Adorno explained that he, too, had an “aversion towards the concept of synthesis,” which he said he found to be “profoundly suspect,” while he regarded the “creaking triadic scheme” of TAS as nothing more than an “external intellectual game of juggling contradictions”—a game he called “absurd and superficial,” as well as “entirely misleading.” We could also mention here Gadamer’s account of TAS as just “a few rickety concepts,” whose combination he described as an “artificially formulated” construction.

If dialectic is not a synthesis or bringing together of things that are separate and opposed to each other, then how does Hegel explain it? At its simplest, he says dialectic is “nothing more than the regulated, methodically cultivated spirit of contradiction that is inherent in every human being.” Now, normally, logical thinking attempts to avoid contradiction at all costs, rather than embrace it, as Hegel does in this statement. In fact, the principle of non-contradiction is usually considered to be one of the inviolable “laws of thought,” yet Hegel’s philosophical career began with his public defense of the thesis: “Contradiction is the rule of the true,” while, later, in his philosophical Encyclopedia, he wrote even more forcefully:

There is nothing at all anywhere in which contradiction, i.e., opposed determinations, cannot and should not be demonstrated; the abstracting [activity] of the intellect is the holding on to one determination by force, [which is] an effort to obscure and to eliminate the consciousness of the other [opposed determination] that lies within it.

While not thesis–antithesis–synthesis, there is, in fact, a triplicity to Hegel’s thought, beginning with the above-mentioned intellect or understanding (Verstand). “[I]ts principle is identity,” he says—“Everything is equal to itself; A=A”—by which the intellect differentiates, defines and holds things apart—hence Hegel’s characterization of it as “abstract”—from the Latin, abstraho: to drag away, remove (forcibly), detach, separate. This principle, however, “instead of being a true law of thinking,” Hegel says, “is nothing but the law of the abstract intellect.” It is this abstraction that enables us to apprehend things “in terms of their determinate differences,” and we employ it, he says, in our consideration of nature, in mathematics, geometry, education, the law, the functioning of the state, and even in philosophy itself, which “requires, above all, that each thought should be grasped in its full precision and that nothing should remain vague and indeterminate.”

This power of abstraction, however—what Hegel calls the intellect’s “strict either/or”—is not only its strength, but also its weakness. Intellectual thinking “is not something ultimate,” Hegel says; on the contrary, “it is finite, and, more precisely, it is such that, when it is pushed to an extreme, it overturns into its opposite.” This is what Gadamer describes as “radicalizing a position until it becomes self-contradictory.”

This realization—that ordinary logical thought “must fall into the negative of itself, [i.e.] into contradiction”—Hegel says, provides us with the insight that “the nature of thinking itself is dialectic.” Marcuse strengthens this point when he writes: “Dialectic in its entirety is linked to the conception that all forms of being are permeated by an essential negativity, and that this negativity determines their content and movement.”

◆ **Region boundary data**
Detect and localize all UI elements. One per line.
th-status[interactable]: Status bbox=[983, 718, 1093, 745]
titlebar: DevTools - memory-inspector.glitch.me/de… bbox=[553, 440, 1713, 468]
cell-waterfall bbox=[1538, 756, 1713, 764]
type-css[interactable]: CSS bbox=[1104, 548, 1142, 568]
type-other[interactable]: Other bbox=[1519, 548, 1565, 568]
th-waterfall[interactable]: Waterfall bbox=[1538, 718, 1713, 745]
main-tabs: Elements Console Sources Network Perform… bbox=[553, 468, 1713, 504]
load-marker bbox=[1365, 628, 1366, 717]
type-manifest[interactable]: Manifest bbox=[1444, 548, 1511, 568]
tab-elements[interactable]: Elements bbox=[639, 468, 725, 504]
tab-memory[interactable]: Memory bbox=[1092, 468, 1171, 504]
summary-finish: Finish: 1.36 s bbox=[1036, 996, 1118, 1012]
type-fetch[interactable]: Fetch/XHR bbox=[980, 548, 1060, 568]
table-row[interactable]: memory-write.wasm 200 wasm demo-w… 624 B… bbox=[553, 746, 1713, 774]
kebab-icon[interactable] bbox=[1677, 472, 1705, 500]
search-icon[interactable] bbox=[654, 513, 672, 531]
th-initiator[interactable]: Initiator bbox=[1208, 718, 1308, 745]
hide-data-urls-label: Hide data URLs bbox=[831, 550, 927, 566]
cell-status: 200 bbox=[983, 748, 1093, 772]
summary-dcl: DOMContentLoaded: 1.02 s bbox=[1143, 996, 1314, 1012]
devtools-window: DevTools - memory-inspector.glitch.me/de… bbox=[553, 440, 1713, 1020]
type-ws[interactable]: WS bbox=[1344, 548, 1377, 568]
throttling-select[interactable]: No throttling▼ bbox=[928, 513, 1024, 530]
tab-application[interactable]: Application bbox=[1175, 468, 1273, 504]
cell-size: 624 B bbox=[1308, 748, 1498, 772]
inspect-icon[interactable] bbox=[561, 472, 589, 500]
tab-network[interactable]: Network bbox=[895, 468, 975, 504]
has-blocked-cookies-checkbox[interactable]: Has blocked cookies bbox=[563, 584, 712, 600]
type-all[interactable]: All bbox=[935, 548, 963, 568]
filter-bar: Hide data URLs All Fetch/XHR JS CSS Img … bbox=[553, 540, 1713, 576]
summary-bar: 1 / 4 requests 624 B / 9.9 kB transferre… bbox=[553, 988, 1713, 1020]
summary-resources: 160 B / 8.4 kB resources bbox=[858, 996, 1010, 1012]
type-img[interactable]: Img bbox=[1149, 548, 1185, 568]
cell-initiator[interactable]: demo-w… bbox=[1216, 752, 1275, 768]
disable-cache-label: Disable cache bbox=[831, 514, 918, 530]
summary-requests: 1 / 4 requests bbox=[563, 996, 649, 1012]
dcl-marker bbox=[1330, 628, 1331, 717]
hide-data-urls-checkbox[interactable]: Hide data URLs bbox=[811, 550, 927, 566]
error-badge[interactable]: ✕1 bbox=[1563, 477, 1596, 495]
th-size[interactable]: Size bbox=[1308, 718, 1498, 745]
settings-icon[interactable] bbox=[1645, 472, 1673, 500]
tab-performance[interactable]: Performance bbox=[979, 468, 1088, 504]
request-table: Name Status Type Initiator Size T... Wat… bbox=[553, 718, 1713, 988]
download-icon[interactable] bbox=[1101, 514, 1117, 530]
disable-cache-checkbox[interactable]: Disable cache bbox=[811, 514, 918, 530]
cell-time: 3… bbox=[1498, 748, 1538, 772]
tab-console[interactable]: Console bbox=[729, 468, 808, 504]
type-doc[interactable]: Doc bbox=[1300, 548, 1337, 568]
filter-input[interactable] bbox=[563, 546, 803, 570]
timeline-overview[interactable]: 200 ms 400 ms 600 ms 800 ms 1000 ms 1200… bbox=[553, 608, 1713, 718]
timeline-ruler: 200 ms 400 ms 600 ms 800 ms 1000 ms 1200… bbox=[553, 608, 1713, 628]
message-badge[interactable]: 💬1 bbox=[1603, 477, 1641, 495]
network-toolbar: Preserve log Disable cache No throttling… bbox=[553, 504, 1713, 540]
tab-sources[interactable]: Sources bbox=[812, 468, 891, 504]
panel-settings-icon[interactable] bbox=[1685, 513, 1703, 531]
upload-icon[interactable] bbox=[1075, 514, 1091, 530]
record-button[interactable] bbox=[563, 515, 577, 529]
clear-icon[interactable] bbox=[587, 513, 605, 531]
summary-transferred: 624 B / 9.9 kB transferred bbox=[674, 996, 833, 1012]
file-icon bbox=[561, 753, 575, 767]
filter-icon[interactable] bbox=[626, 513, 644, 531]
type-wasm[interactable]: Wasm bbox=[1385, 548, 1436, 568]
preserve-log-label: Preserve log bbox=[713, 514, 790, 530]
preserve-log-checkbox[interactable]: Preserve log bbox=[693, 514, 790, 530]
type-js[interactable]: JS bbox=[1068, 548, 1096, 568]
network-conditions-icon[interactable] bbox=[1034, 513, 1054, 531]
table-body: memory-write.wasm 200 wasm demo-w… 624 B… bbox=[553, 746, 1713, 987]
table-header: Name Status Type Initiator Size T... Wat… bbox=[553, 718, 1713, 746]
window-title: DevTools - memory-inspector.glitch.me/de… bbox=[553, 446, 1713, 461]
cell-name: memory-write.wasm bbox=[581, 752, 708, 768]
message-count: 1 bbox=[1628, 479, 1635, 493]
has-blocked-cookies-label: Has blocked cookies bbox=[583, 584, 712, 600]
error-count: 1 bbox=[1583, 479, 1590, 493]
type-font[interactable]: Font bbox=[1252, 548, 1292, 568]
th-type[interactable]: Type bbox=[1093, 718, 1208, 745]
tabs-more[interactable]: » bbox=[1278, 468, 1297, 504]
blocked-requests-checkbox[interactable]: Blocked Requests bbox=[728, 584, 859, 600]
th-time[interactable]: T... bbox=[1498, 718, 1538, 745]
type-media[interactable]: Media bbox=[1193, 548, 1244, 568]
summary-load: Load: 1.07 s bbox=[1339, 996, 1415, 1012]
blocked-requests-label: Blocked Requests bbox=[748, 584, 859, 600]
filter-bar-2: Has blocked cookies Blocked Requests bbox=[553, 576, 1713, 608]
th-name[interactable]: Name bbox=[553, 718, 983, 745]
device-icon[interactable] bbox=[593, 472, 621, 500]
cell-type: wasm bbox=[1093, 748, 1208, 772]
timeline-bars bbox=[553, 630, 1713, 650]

◆ **CHALLENGES**
1. Name every area where, according to the passage on Hegel's dialectic, we employ abstraction.
2. Carry the passage on Hegel's dialectic forward from its final sentence.

◆ **THE RESPONSES**
1. Our consideration of nature, mathematics, geometry, education, the law, the functioning of the state, and philosophy itself.

2.
In this way, we can see that dialectic is not what Hegel describes as “an extraneous art;” it is not some esoteric method to be applied at will, but, instead, simply the intellect’s letting go of its own predilection for non-contradiction—i.e., the convention of identity-thinking in terms of fixed, rigid determinations. The way Adorno explains this point is to say that “dialectics means to break the compulsion to achieve identity, and to break it by means of the energy stored up in that compulsion and congealed in its objectifications.” For this reason, we should not think about dialectic “as something brought to bear on thought-determinations from outside,” Hegel suggests, “but rather as inherent in them themselves.” “What is dialectical,” he says, “is the passage of such determinations into their opposites.” And “this does not occur,” he explains, “by comparing one determination externally with another,” or as “the result of hunting about it externally to find its opposite.” That kind of external approach would bring us back to the dialectical fallacy of thesis – antithesis – synthesis, while “true dialectic,” Hegel says, “peers into such a definition as is provided by the intellect and contemplates what is contained therein, whereupon it results that, without anything being brought in from the outside, the definition, by its very content, contradicts itself.”

Note that Hegel is not saying that one thing is contradicted or negated by another, but, instead, contradicts itself. It is this conception of self-contradiction that Marx called “the source of all dialectics,” while, to Adorno, it was the motor of “dialectical movement”, which

does not arise by taking an initial proposition and externally supplementing it with the opposed proposition. It arises when the contradictory moment is discovered in the proposition originally expressed, when it is shown that the proposition, which initially presents itself [...] in a fixed and congealed form, is a field of internal tension, exhibits a particular kind of life within itself, so that the task of philosophy is, in a sense, to re- construct this life within the original proposition.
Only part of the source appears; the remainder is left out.